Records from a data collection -
┌──

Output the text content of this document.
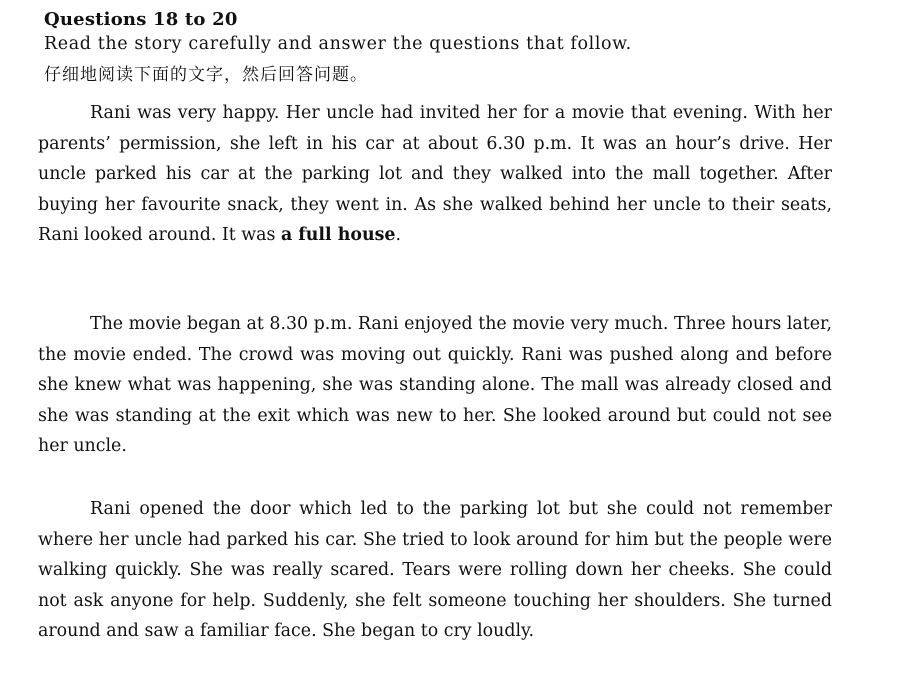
Questions 18 to 20
Read the story carefully and answer the questions that follow.
仔细地阅读下面的文字，然后回答问题。
Rani was very happy. Her uncle had invited her for a movie that evening. With her parents’ permission, she left in his car at about 6.30 p.m. It was an hour’s drive. Her uncle parked his car at the parking lot and they walked into the mall together. After buying her favourite snack, they went in. As she walked behind her uncle to their seats, Rani looked around. It was a full house.
The movie began at 8.30 p.m. Rani enjoyed the movie very much. Three hours later, the movie ended. The crowd was moving out quickly. Rani was pushed along and before she knew what was happening, she was standing alone. The mall was already closed and she was standing at the exit which was new to her. She looked around but could not see her uncle.
Rani opened the door which led to the parking lot but she could not remember where her uncle had parked his car. She tried to look around for him but the people were walking quickly. She was really scared. Tears were rolling down her cheeks. She could not ask anyone for help. Suddenly, she felt someone touching her shoulders. She turned around and saw a familiar face. She began to cry loudly.
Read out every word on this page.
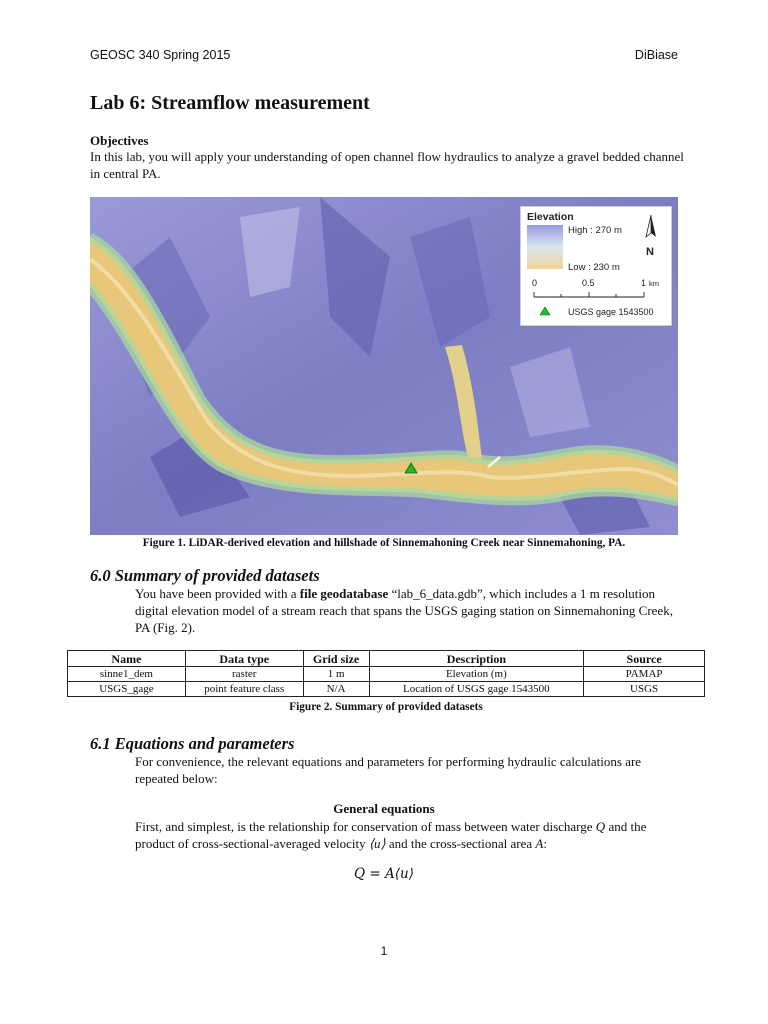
GEOSC 340 Spring 2015	DiBiase
Lab 6: Streamflow measurement
Objectives
In this lab, you will apply your understanding of open channel flow hydraulics to analyze a gravel bedded channel in central PA.
Elevation
High : 270 m
Low : 230 m
N
0	0.5	1 km
USGS gage 1543500
Figure 1. LiDAR-derived elevation and hillshade of Sinnemahoning Creek near Sinnemahoning, PA.
6.0 Summary of provided datasets
You have been provided with a file geodatabase “lab_6_data.gdb”, which includes a 1 m resolution digital elevation model of a stream reach that spans the USGS gaging station on Sinnemahoning Creek, PA (Fig. 2).
Name	Data type	Grid size	Description	Source
sinne1_dem	raster	1 m	Elevation (m)	PAMAP
USGS_gage	point feature class	N/A	Location of USGS gage 1543500	USGS
Figure 2. Summary of provided datasets
6.1 Equations and parameters
For convenience, the relevant equations and parameters for performing hydraulic calculations are repeated below:
General equations
First, and simplest, is the relationship for conservation of mass between water discharge Q and the product of cross-sectional-averaged velocity ⟨u⟩ and the cross-sectional area A:
Q = A⟨u⟩
1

└──

Request - In the entries above, locate every line with the word "datasets" and copy it.

Exercise response -
6.0 Summary of provided datasets
Figure 2. Summary of provided datasets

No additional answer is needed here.